Written request >> Identify every line containing the word "content" and reproduce each one.

Records for processing >>

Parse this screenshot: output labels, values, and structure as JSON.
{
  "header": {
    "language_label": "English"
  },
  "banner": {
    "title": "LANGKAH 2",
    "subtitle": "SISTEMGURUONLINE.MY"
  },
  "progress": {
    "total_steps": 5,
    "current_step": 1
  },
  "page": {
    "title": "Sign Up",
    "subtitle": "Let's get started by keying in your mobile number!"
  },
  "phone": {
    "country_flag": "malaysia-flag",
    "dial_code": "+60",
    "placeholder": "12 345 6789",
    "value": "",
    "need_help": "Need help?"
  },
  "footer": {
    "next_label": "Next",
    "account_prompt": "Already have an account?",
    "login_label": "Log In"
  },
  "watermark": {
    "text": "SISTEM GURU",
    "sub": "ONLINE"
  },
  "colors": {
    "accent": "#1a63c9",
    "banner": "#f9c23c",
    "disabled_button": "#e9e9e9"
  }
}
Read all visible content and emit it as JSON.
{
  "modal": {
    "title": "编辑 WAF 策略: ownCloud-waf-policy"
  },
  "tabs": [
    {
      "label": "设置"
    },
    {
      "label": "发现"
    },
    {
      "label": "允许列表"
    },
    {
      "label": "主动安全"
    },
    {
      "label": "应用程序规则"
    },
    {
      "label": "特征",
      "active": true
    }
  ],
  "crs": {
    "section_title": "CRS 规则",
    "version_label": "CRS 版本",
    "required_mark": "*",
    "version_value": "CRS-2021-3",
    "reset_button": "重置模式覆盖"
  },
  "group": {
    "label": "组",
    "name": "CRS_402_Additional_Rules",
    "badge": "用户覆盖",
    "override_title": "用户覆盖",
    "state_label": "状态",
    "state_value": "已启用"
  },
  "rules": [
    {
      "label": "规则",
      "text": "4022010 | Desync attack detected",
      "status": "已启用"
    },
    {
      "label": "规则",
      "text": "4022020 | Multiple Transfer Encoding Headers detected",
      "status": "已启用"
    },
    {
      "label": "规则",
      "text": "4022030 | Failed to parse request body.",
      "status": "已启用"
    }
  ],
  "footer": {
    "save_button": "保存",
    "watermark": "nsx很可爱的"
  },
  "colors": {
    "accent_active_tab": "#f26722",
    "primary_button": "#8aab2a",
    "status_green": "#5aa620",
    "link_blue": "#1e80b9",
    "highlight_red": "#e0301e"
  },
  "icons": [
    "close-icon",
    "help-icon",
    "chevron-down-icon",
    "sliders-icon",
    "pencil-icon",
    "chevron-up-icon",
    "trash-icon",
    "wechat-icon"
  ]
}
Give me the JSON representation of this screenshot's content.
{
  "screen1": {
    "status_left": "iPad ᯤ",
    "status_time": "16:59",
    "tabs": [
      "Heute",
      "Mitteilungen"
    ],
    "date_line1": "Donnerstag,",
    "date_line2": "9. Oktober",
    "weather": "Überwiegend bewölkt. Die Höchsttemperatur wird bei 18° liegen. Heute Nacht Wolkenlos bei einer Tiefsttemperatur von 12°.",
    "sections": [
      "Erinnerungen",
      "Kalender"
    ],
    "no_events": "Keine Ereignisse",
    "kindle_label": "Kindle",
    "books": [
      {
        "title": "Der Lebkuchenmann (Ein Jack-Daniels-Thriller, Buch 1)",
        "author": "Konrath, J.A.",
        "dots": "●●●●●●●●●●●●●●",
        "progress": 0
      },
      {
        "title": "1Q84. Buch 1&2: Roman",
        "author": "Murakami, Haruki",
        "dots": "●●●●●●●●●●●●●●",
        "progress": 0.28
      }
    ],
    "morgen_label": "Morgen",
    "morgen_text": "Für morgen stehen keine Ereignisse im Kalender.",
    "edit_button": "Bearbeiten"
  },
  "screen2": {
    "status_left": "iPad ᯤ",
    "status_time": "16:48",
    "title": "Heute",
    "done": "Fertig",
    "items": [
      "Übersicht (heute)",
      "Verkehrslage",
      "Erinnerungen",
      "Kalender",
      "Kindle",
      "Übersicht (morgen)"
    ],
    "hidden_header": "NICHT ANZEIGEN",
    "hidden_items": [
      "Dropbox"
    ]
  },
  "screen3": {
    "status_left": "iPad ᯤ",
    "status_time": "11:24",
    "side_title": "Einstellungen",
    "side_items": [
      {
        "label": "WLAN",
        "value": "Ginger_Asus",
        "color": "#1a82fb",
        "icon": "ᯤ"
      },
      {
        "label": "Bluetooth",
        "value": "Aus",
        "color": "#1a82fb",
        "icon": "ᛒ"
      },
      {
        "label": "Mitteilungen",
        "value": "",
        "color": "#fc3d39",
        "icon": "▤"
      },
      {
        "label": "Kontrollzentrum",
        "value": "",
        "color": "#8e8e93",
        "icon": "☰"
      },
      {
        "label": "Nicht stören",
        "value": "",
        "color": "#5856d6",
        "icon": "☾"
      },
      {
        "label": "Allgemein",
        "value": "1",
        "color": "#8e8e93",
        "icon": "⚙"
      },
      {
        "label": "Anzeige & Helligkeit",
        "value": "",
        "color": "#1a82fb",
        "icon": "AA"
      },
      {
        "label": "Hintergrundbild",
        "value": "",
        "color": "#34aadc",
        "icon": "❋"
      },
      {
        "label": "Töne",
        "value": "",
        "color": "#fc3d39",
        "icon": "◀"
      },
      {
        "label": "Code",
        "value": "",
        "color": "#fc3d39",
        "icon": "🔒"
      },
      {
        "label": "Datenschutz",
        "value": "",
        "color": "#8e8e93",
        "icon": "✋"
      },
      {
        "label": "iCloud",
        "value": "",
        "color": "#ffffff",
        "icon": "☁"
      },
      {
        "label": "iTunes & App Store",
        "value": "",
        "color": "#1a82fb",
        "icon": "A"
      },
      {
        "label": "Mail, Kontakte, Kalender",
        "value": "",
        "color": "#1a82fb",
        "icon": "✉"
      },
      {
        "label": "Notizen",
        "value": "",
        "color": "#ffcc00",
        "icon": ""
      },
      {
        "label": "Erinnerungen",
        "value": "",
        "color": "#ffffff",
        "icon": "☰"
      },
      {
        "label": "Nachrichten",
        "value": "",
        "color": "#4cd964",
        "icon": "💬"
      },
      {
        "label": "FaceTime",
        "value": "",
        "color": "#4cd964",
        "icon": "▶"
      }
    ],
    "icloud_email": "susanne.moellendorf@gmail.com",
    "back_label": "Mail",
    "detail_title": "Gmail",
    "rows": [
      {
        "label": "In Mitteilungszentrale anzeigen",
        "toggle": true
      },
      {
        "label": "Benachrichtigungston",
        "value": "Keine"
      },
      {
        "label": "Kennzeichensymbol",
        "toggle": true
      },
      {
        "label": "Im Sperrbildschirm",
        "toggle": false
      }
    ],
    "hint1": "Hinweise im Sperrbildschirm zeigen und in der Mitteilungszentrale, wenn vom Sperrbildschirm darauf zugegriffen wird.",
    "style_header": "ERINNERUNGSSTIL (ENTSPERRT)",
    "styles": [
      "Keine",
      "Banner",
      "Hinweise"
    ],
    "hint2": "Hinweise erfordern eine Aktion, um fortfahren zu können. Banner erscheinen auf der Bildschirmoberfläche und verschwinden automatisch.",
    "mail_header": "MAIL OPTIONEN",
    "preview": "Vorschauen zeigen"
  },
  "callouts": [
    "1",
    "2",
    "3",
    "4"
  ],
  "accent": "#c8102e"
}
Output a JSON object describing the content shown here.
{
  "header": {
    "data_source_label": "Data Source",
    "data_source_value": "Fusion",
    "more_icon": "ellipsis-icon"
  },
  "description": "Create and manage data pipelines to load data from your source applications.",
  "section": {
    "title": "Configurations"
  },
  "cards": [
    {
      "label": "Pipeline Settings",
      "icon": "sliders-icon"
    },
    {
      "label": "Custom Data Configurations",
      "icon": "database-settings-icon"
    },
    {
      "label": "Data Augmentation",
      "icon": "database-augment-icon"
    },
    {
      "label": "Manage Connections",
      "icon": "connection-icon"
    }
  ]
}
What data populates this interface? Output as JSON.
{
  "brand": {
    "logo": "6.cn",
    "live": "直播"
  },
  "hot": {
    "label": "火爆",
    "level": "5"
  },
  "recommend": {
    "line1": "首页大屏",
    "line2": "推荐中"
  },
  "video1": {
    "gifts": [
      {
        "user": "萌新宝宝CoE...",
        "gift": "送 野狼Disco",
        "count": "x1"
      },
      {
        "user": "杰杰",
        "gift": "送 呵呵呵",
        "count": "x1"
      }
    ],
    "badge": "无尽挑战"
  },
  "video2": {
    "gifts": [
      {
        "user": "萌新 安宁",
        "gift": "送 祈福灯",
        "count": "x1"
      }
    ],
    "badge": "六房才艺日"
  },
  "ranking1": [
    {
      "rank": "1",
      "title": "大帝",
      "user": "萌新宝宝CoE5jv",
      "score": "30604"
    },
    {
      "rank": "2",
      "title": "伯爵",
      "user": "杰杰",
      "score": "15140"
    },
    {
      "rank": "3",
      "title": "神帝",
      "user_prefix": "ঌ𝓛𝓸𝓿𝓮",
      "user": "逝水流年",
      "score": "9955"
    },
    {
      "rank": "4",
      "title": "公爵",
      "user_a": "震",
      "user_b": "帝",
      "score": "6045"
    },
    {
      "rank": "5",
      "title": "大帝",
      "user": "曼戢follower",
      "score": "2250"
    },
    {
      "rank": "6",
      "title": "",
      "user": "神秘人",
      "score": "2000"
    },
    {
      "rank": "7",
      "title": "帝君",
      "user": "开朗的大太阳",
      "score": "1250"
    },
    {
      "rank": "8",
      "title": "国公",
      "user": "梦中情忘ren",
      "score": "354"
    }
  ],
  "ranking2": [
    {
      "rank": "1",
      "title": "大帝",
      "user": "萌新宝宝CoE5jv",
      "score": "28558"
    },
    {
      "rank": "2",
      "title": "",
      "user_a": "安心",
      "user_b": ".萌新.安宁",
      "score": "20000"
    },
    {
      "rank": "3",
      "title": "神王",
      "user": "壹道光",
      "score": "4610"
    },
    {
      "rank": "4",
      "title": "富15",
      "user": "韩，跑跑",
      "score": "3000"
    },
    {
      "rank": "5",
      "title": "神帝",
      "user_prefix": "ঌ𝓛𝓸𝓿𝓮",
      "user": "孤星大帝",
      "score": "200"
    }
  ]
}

The reply >>
Read all visible content and emit it as JSON.
Give me the JSON representation of this screenshot's content.
Output a JSON object describing the content shown here.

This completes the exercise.